**What to work on**. Leaving out the pictures, transcribe all of the records faithfully.

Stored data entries
══════════════════════════════

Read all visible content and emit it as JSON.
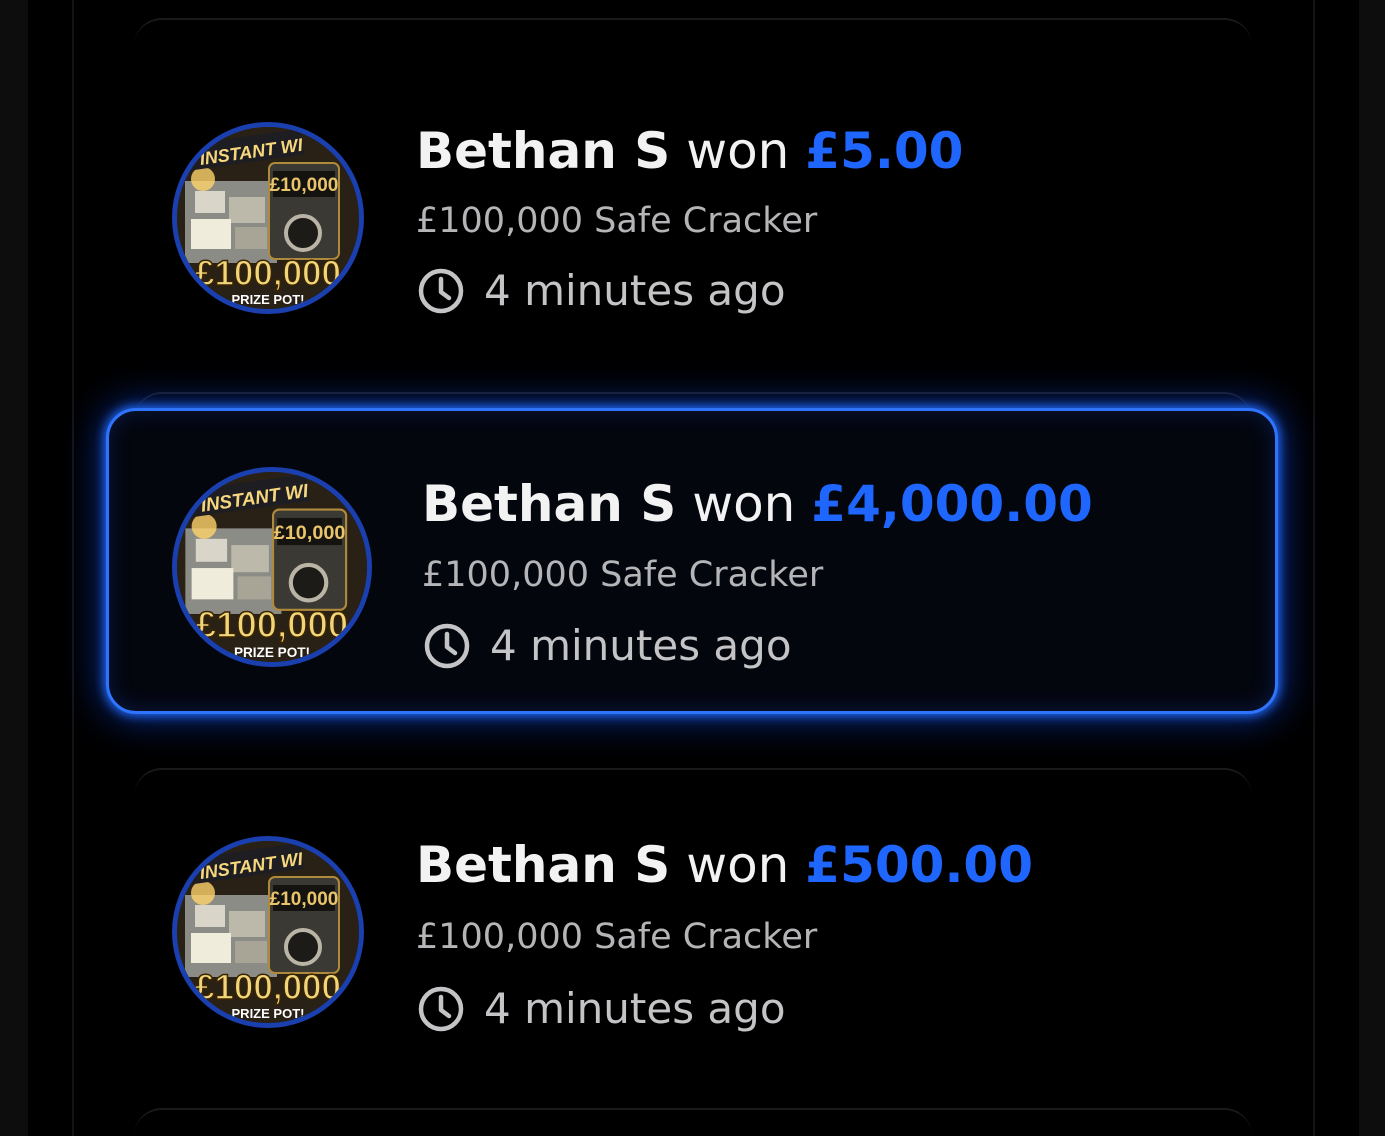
{
  "feed": {
    "items": [
      {
        "winner": "Bethan S",
        "verb": "won",
        "amount": "£5.00",
        "game": "£100,000 Safe Cracker",
        "time_ago": "4 minutes ago",
        "highlighted": false,
        "thumbnail": {
          "banner": "INSTANT WI",
          "top_prize": "£10,000",
          "pot": "£100,000",
          "pot_label": "PRIZE POT!"
        }
      },
      {
        "winner": "Bethan S",
        "verb": "won",
        "amount": "£4,000.00",
        "game": "£100,000 Safe Cracker",
        "time_ago": "4 minutes ago",
        "highlighted": true,
        "thumbnail": {
          "banner": "INSTANT WI",
          "top_prize": "£10,000",
          "pot": "£100,000",
          "pot_label": "PRIZE POT!"
        }
      },
      {
        "winner": "Bethan S",
        "verb": "won",
        "amount": "£500.00",
        "game": "£100,000 Safe Cracker",
        "time_ago": "4 minutes ago",
        "highlighted": false,
        "thumbnail": {
          "banner": "INSTANT WI",
          "top_prize": "£10,000",
          "pot": "£100,000",
          "pot_label": "PRIZE POT!"
        }
      }
    ]
  },
  "colors": {
    "background": "#000000",
    "amount_accent": "#1f66ff",
    "highlight_border": "#2f74ff",
    "thumbnail_ring": "#1a3fae"
  },
  "icons": {
    "time": "clock-icon",
    "thumbnail": "game-thumbnail-image"
  }
}
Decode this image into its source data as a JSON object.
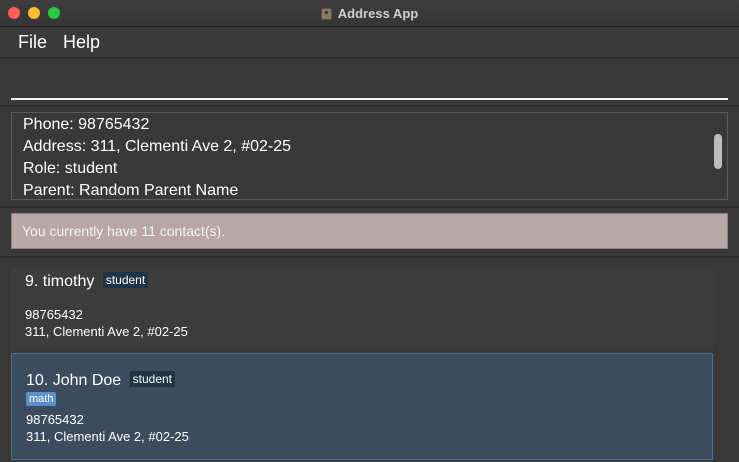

══════════════════════════════

**Solution for this task**.
Read all visible content and emit it as JSON.
{
  "feed": {
    "items": [
      {
        "winner": "Bethan S",
        "verb": "won",
        "amount": "£5.00",
        "game": "£100,000 Safe Cracker",
        "time_ago": "4 minutes ago",
        "highlighted": false,
        "thumbnail": {
          "banner": "INSTANT WI",
          "top_prize": "£10,000",
          "pot": "£100,000",
          "pot_label": "PRIZE POT!"
        }
      },
      {
        "winner": "Bethan S",
        "verb": "won",
        "amount": "£4,000.00",
        "game": "£100,000 Safe Cracker",
        "time_ago": "4 minutes ago",
        "highlighted": true,
        "thumbnail": {
          "banner": "INSTANT WI",
          "top_prize": "£10,000",
          "pot": "£100,000",
          "pot_label": "PRIZE POT!"
        }
      },
      {
        "winner": "Bethan S",
        "verb": "won",
        "amount": "£500.00",
        "game": "£100,000 Safe Cracker",
        "time_ago": "4 minutes ago",
        "highlighted": false,
        "thumbnail": {
          "banner": "INSTANT WI",
          "top_prize": "£10,000",
          "pot": "£100,000",
          "pot_label": "PRIZE POT!"
        }
      }
    ]
  },
  "colors": {
    "background": "#000000",
    "amount_accent": "#1f66ff",
    "highlight_border": "#2f74ff",
    "thumbnail_ring": "#1a3fae"
  },
  "icons": {
    "time": "clock-icon",
    "thumbnail": "game-thumbnail-image"
  }
}
Decode this image into its source data as a JSON object.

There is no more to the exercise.